## [Description of the task]
Search the material for the string "JSON", then return every line where it is found.

## [Dataset entries]

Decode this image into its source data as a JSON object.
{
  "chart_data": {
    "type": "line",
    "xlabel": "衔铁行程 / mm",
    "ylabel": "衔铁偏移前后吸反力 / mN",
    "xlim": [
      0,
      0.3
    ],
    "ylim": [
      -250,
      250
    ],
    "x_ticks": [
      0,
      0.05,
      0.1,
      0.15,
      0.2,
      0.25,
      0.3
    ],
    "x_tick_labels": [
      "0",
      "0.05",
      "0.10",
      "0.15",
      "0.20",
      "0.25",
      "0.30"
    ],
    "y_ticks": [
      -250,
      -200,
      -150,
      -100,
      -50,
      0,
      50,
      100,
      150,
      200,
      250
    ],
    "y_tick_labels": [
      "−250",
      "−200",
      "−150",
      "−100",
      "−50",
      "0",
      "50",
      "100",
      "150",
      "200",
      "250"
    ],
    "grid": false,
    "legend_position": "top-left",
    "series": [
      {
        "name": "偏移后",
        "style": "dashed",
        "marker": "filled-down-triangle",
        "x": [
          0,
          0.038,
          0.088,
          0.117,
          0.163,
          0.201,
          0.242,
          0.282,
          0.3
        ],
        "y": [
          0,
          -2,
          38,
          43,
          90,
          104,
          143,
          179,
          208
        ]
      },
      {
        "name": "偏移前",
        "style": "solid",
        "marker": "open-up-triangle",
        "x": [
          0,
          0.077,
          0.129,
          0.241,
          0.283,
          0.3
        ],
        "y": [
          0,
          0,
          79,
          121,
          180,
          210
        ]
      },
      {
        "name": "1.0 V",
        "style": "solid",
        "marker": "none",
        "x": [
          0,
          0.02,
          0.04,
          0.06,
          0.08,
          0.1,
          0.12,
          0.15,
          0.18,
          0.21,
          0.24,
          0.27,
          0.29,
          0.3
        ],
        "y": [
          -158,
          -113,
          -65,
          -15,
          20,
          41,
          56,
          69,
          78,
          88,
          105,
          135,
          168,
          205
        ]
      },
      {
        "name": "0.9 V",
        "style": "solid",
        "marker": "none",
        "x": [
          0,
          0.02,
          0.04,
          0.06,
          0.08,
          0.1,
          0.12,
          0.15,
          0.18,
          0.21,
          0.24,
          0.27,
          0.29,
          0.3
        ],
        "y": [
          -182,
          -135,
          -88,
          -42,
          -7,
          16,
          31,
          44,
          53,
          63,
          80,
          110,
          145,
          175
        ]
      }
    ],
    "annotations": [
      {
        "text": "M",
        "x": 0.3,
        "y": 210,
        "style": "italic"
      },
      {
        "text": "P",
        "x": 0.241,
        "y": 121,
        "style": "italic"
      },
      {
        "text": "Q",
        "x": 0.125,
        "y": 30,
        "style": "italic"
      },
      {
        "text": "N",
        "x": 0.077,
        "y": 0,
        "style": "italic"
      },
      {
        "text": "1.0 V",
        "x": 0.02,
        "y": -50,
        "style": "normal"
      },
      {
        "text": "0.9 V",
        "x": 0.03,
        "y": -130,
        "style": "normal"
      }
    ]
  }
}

* * *

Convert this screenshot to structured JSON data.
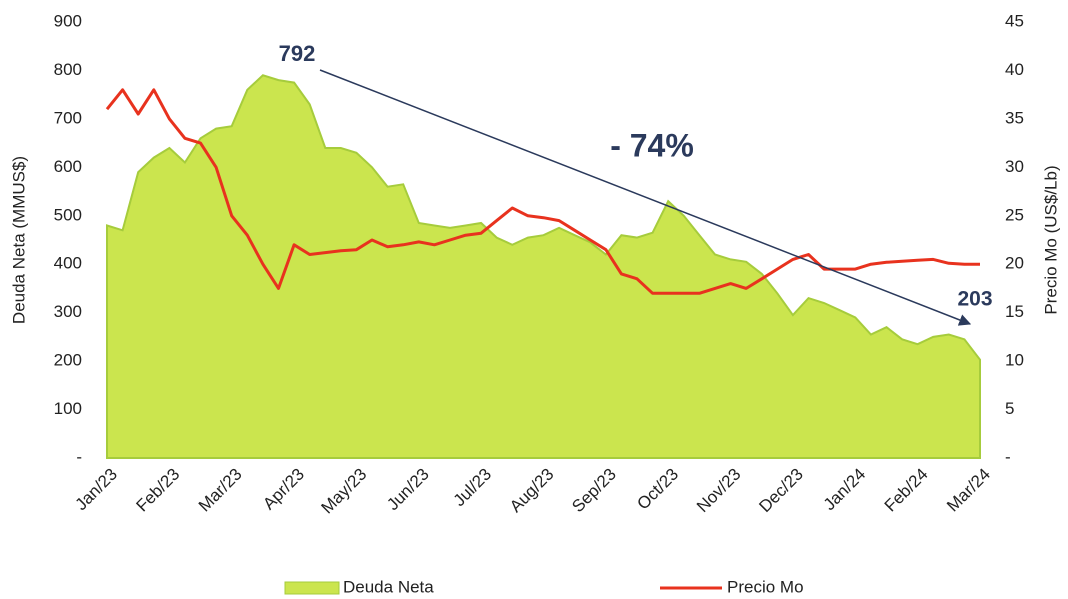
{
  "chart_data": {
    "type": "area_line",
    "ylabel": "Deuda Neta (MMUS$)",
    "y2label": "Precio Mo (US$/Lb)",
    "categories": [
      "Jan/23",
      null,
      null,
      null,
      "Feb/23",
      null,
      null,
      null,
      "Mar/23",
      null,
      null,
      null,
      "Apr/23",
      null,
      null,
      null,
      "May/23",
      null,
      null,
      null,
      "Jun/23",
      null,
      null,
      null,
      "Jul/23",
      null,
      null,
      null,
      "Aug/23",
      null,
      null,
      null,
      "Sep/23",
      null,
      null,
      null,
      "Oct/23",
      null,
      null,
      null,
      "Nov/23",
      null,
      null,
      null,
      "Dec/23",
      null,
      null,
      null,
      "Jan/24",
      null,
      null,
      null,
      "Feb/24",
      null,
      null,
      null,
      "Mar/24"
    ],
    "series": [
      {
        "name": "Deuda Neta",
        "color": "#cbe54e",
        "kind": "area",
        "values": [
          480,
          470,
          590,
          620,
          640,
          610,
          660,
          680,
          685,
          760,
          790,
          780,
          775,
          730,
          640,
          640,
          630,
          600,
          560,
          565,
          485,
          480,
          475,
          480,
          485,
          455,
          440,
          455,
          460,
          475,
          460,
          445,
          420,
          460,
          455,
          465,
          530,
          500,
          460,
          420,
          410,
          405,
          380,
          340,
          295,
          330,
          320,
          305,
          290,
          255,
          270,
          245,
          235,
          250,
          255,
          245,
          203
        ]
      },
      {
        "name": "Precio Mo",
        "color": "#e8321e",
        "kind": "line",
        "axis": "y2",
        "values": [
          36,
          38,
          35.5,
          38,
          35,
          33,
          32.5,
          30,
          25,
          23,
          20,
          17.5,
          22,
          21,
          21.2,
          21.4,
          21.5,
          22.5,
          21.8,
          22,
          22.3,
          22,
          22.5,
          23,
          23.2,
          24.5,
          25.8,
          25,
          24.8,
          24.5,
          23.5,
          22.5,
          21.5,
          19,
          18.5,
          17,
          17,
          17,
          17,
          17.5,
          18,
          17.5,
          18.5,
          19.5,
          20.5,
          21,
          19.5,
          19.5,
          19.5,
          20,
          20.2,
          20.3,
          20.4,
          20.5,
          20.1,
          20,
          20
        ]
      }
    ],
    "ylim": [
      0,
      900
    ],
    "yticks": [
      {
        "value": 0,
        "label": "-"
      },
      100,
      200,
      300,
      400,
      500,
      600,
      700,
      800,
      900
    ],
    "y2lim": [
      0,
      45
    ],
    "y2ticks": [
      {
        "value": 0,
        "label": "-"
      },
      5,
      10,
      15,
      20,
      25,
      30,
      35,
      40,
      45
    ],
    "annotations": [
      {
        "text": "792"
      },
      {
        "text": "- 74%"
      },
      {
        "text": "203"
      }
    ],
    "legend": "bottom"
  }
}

## [Response to this task]
Decode this image into its source data as a JSON object.
Convert this screenshot to structured JSON data.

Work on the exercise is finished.